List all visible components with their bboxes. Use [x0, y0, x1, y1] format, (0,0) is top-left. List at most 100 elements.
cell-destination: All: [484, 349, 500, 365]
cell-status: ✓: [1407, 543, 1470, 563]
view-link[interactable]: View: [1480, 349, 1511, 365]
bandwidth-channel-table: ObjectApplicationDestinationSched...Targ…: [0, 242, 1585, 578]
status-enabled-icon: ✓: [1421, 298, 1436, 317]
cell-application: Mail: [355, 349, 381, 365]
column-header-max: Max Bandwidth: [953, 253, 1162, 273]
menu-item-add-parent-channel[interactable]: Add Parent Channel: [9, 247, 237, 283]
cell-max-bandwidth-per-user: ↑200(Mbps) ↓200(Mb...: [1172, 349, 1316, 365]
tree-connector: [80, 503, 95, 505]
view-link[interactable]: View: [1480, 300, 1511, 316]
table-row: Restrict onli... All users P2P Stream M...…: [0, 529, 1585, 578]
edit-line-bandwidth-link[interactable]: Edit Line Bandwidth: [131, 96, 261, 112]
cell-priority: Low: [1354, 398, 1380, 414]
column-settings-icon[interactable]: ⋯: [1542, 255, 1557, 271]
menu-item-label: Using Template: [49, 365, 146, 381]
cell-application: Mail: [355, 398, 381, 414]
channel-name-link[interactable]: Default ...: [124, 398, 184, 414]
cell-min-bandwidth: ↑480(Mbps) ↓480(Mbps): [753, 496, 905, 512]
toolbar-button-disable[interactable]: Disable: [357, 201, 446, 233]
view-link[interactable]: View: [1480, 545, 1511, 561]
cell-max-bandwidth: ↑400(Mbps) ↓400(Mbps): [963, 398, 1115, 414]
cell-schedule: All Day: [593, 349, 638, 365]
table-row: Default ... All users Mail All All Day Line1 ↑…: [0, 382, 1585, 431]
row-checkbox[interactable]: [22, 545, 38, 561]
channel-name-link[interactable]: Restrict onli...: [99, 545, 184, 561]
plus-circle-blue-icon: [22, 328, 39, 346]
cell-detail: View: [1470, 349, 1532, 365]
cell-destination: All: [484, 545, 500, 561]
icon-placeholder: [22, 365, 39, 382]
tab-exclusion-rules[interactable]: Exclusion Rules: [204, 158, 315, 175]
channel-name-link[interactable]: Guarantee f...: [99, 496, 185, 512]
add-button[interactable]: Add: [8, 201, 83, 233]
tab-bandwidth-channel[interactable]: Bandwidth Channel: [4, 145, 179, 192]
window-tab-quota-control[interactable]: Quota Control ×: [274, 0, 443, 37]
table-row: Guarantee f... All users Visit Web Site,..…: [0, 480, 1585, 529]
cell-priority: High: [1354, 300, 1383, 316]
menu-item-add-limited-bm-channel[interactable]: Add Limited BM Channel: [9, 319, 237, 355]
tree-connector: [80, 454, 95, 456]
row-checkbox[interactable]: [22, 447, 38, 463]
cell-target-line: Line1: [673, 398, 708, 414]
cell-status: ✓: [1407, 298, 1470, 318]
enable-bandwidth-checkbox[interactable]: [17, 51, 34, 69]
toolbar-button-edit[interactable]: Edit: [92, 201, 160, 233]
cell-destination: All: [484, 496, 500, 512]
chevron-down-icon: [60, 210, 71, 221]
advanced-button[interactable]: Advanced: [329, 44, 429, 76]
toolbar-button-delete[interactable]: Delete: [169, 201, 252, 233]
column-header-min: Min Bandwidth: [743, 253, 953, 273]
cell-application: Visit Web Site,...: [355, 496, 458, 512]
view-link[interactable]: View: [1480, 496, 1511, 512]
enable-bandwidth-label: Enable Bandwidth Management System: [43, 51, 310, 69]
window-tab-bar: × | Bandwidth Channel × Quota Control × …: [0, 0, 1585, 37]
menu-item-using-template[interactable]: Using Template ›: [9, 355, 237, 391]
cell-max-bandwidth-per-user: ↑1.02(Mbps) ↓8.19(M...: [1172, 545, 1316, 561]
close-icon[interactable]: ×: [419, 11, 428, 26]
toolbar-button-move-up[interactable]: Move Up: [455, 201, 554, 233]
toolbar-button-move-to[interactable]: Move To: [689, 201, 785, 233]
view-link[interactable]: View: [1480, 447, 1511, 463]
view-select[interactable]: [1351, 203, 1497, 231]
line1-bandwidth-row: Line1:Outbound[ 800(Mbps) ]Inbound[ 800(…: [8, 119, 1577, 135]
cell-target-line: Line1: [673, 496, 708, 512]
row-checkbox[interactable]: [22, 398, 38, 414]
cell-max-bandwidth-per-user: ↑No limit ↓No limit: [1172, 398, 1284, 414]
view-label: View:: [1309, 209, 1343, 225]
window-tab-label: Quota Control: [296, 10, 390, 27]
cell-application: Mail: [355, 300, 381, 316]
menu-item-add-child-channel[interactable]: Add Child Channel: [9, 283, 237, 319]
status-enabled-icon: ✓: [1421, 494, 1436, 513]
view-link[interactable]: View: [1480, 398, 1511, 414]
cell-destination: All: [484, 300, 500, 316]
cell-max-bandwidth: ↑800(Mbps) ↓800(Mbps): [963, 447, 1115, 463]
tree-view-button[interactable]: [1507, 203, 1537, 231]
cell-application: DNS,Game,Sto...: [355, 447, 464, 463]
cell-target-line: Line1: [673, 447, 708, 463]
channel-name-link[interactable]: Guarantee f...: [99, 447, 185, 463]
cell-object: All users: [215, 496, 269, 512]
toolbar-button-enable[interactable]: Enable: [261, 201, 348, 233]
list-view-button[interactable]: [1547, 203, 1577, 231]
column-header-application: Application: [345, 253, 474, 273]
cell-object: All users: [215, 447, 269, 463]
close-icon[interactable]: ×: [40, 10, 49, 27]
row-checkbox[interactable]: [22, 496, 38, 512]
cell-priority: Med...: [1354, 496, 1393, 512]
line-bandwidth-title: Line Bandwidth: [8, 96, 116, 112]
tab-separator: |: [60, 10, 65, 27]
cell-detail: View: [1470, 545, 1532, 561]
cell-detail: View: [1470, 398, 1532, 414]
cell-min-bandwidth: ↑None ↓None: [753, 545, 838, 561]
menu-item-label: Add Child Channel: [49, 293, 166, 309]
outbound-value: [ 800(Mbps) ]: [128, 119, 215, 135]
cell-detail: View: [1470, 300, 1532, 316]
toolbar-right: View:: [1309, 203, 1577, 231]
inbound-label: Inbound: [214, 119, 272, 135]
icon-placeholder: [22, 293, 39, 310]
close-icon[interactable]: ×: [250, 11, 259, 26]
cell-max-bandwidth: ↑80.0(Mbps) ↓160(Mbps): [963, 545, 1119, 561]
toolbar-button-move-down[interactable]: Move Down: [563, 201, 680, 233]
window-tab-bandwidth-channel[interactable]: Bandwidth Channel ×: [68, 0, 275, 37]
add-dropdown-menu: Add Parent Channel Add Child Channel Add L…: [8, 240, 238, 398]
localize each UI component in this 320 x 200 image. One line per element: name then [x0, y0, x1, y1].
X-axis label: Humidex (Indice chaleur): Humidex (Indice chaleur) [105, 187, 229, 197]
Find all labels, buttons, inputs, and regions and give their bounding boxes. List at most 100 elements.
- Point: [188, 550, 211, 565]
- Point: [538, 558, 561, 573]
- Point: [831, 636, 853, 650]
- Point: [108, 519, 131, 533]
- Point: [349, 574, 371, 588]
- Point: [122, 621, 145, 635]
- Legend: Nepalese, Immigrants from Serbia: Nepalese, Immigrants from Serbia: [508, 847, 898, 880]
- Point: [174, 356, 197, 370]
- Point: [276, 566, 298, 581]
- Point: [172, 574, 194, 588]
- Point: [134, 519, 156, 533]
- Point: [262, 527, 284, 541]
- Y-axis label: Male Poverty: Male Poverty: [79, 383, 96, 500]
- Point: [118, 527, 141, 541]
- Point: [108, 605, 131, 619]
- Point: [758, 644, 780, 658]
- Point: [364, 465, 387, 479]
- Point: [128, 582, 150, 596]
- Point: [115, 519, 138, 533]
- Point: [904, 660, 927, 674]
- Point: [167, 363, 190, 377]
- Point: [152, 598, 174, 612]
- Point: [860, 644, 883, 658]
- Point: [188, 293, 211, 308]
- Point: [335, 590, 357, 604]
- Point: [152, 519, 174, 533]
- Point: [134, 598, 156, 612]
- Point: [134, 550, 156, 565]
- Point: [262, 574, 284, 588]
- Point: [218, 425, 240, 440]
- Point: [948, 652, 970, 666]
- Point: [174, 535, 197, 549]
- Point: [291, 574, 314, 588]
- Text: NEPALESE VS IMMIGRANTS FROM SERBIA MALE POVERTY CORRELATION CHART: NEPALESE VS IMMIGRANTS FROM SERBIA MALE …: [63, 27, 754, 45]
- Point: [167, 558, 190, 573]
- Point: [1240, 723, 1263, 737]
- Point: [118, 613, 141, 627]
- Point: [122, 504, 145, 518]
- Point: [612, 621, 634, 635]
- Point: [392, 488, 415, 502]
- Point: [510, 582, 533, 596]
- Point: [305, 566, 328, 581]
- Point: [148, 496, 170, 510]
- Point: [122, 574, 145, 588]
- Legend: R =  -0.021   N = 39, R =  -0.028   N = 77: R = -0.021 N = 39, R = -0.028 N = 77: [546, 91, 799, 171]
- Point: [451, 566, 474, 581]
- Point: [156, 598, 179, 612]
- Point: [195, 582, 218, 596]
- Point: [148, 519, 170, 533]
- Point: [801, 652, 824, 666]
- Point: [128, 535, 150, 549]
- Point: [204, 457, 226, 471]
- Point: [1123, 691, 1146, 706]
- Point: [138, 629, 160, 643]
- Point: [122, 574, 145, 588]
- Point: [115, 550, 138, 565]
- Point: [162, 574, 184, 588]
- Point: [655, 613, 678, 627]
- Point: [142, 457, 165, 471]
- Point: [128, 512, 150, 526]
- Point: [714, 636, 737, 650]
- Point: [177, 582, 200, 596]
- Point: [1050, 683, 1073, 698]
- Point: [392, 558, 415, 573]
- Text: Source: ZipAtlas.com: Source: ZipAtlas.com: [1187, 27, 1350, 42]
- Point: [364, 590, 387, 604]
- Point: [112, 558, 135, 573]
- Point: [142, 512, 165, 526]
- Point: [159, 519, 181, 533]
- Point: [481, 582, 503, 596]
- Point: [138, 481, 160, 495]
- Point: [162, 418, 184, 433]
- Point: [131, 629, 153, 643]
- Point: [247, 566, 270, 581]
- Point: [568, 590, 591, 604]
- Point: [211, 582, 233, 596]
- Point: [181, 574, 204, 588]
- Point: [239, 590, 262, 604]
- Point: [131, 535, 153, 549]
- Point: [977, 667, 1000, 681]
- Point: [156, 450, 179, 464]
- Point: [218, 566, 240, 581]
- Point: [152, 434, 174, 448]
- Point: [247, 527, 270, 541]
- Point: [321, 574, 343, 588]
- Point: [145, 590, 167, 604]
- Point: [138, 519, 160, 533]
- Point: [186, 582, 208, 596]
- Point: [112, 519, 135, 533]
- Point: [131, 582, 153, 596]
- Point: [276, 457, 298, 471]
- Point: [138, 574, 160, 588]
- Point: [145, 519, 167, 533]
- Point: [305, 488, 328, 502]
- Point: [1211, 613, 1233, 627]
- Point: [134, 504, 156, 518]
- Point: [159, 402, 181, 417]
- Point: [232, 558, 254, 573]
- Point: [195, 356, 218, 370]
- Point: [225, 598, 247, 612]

* **Aim**
Copy everything from the start of the data down to the line containing "window-tab-quota-control[interactable]: Quota Control", both ends included, keeping each line identical.

* **Written answer**
List all visible components with their bboxes. Use [x0, y0, x1, y1] format, (0,0) is top-left. List at most 100 elements.
cell-destination: All: [484, 349, 500, 365]
cell-status: ✓: [1407, 543, 1470, 563]
view-link[interactable]: View: [1480, 349, 1511, 365]
bandwidth-channel-table: ObjectApplicationDestinationSched...Targ…: [0, 242, 1585, 578]
status-enabled-icon: ✓: [1421, 298, 1436, 317]
cell-application: Mail: [355, 349, 381, 365]
column-header-max: Max Bandwidth: [953, 253, 1162, 273]
menu-item-add-parent-channel[interactable]: Add Parent Channel: [9, 247, 237, 283]
cell-max-bandwidth-per-user: ↑200(Mbps) ↓200(Mb...: [1172, 349, 1316, 365]
tree-connector: [80, 503, 95, 505]
view-link[interactable]: View: [1480, 300, 1511, 316]
table-row: Restrict onli... All users P2P Stream M...…: [0, 529, 1585, 578]
edit-line-bandwidth-link[interactable]: Edit Line Bandwidth: [131, 96, 261, 112]
cell-priority: Low: [1354, 398, 1380, 414]
column-settings-icon[interactable]: ⋯: [1542, 255, 1557, 271]
menu-item-label: Using Template: [49, 365, 146, 381]
cell-application: Mail: [355, 398, 381, 414]
channel-name-link[interactable]: Default ...: [124, 398, 184, 414]
cell-min-bandwidth: ↑480(Mbps) ↓480(Mbps): [753, 496, 905, 512]
toolbar-button-disable[interactable]: Disable: [357, 201, 446, 233]
view-link[interactable]: View: [1480, 545, 1511, 561]
cell-max-bandwidth: ↑400(Mbps) ↓400(Mbps): [963, 398, 1115, 414]
cell-schedule: All Day: [593, 349, 638, 365]
table-row: Default ... All users Mail All All Day Line1 ↑…: [0, 382, 1585, 431]
row-checkbox[interactable]: [22, 545, 38, 561]
channel-name-link[interactable]: Restrict onli...: [99, 545, 184, 561]
plus-circle-blue-icon: [22, 328, 39, 346]
cell-detail: View: [1470, 349, 1532, 365]
cell-destination: All: [484, 545, 500, 561]
icon-placeholder: [22, 365, 39, 382]
tab-exclusion-rules[interactable]: Exclusion Rules: [204, 158, 315, 175]
channel-name-link[interactable]: Guarantee f...: [99, 496, 185, 512]
add-button[interactable]: Add: [8, 201, 83, 233]
tab-bandwidth-channel[interactable]: Bandwidth Channel: [4, 145, 179, 192]
window-tab-quota-control[interactable]: Quota Control ×: [274, 0, 443, 37]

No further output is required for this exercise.